Transcribe all of the material below word for word and leave out its pictures.

>> start Entries supplied

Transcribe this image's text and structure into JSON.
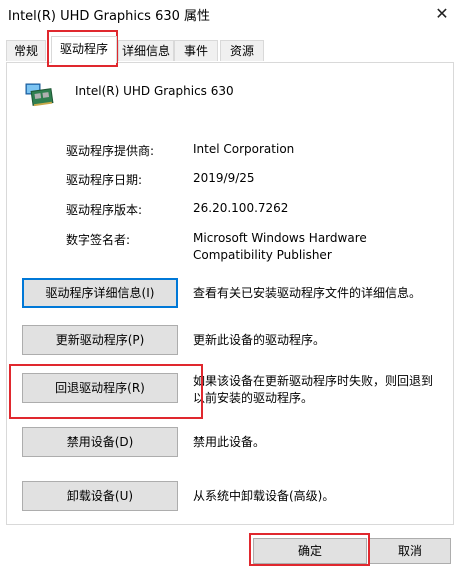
{
  "window": {
    "title": "Intel(R) UHD Graphics 630 属性",
    "close_glyph": "✕"
  },
  "tabs": [
    {
      "label": "常规"
    },
    {
      "label": "驱动程序",
      "active": true
    },
    {
      "label": "详细信息"
    },
    {
      "label": "事件"
    },
    {
      "label": "资源"
    }
  ],
  "device": {
    "icon": "display-adapter-icon",
    "name": "Intel(R) UHD Graphics 630"
  },
  "driver_info": {
    "provider_label": "驱动程序提供商:",
    "provider_value": "Intel Corporation",
    "date_label": "驱动程序日期:",
    "date_value": "2019/9/25",
    "version_label": "驱动程序版本:",
    "version_value": "26.20.100.7262",
    "signer_label": "数字签名者:",
    "signer_value_line1": "Microsoft Windows Hardware",
    "signer_value_line2": "Compatibility Publisher"
  },
  "actions": {
    "details_label": "驱动程序详细信息(I)",
    "details_desc": "查看有关已安装驱动程序文件的详细信息。",
    "update_label": "更新驱动程序(P)",
    "update_desc": "更新此设备的驱动程序。",
    "rollback_label": "回退驱动程序(R)",
    "rollback_desc_line1": "如果该设备在更新驱动程序时失败，则回退到",
    "rollback_desc_line2": "以前安装的驱动程序。",
    "disable_label": "禁用设备(D)",
    "disable_desc": "禁用此设备。",
    "uninstall_label": "卸载设备(U)",
    "uninstall_desc": "从系统中卸载设备(高级)。"
  },
  "footer": {
    "ok_label": "确定",
    "cancel_label": "取消"
  },
  "colors": {
    "highlight": "#e0282e",
    "focus": "#0078d7"
  }
}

>> end Entries supplied

| Response to this task |
Transcribe this image's text and structure into JSON.
{
  "window": {
    "title": "Intel(R) UHD Graphics 630 属性",
    "close_glyph": "✕"
  },
  "tabs": [
    {
      "label": "常规"
    },
    {
      "label": "驱动程序",
      "active": true
    },
    {
      "label": "详细信息"
    },
    {
      "label": "事件"
    },
    {
      "label": "资源"
    }
  ],
  "device": {
    "icon": "display-adapter-icon",
    "name": "Intel(R) UHD Graphics 630"
  },
  "driver_info": {
    "provider_label": "驱动程序提供商:",
    "provider_value": "Intel Corporation",
    "date_label": "驱动程序日期:",
    "date_value": "2019/9/25",
    "version_label": "驱动程序版本:",
    "version_value": "26.20.100.7262",
    "signer_label": "数字签名者:",
    "signer_value_line1": "Microsoft Windows Hardware",
    "signer_value_line2": "Compatibility Publisher"
  },
  "actions": {
    "details_label": "驱动程序详细信息(I)",
    "details_desc": "查看有关已安装驱动程序文件的详细信息。",
    "update_label": "更新驱动程序(P)",
    "update_desc": "更新此设备的驱动程序。",
    "rollback_label": "回退驱动程序(R)",
    "rollback_desc_line1": "如果该设备在更新驱动程序时失败，则回退到",
    "rollback_desc_line2": "以前安装的驱动程序。",
    "disable_label": "禁用设备(D)",
    "disable_desc": "禁用此设备。",
    "uninstall_label": "卸载设备(U)",
    "uninstall_desc": "从系统中卸载设备(高级)。"
  },
  "footer": {
    "ok_label": "确定",
    "cancel_label": "取消"
  },
  "colors": {
    "highlight": "#e0282e",
    "focus": "#0078d7"
  }
}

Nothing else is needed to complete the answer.